Written exercise: In this exercise, return the whole listing exactly, excluding any images.

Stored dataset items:
>> Begin
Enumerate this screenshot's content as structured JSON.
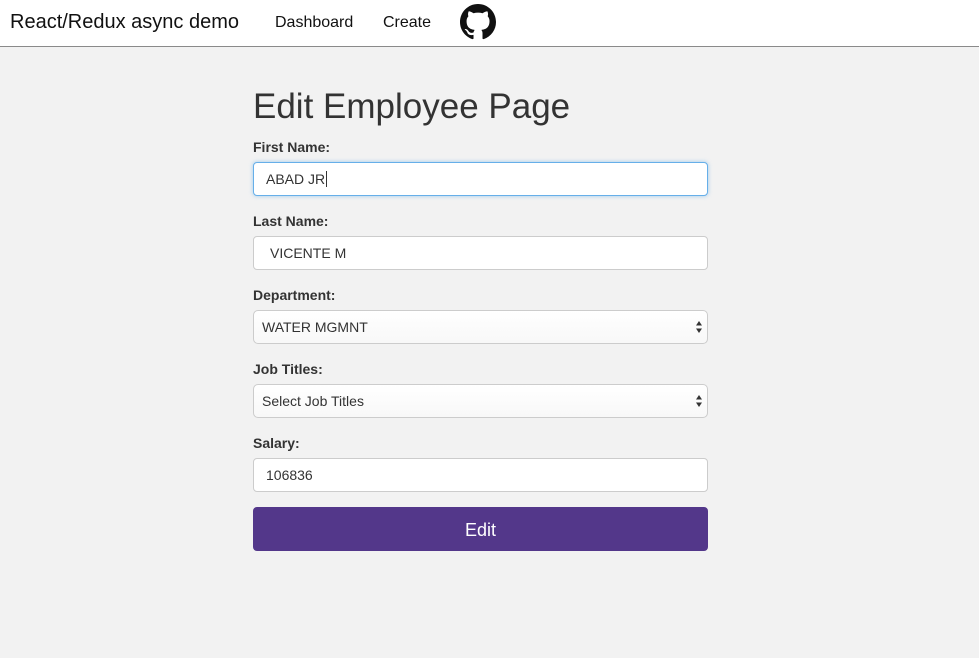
{
  "nav": {
    "brand": "React/Redux async demo",
    "links": [
      "Dashboard",
      "Create"
    ],
    "github_icon": "github-icon"
  },
  "page": {
    "title": "Edit Employee Page"
  },
  "form": {
    "first_name": {
      "label": "First Name:",
      "value": "ABAD JR"
    },
    "last_name": {
      "label": "Last Name:",
      "value": "VICENTE M"
    },
    "department": {
      "label": "Department:",
      "selected": "WATER MGMNT"
    },
    "job_titles": {
      "label": "Job Titles:",
      "selected": "Select Job Titles"
    },
    "salary": {
      "label": "Salary:",
      "value": "106836"
    },
    "submit_label": "Edit"
  },
  "colors": {
    "accent": "#53378a",
    "focus_border": "#66afe9",
    "background": "#f2f2f2"
  }
}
>> End
Problem solution:
Enumerate this screenshot's content as structured JSON.
{
  "nav": {
    "brand": "React/Redux async demo",
    "links": [
      "Dashboard",
      "Create"
    ],
    "github_icon": "github-icon"
  },
  "page": {
    "title": "Edit Employee Page"
  },
  "form": {
    "first_name": {
      "label": "First Name:",
      "value": "ABAD JR"
    },
    "last_name": {
      "label": "Last Name:",
      "value": "VICENTE M"
    },
    "department": {
      "label": "Department:",
      "selected": "WATER MGMNT"
    },
    "job_titles": {
      "label": "Job Titles:",
      "selected": "Select Job Titles"
    },
    "salary": {
      "label": "Salary:",
      "value": "106836"
    },
    "submit_label": "Edit"
  },
  "colors": {
    "accent": "#53378a",
    "focus_border": "#66afe9",
    "background": "#f2f2f2"
  }
}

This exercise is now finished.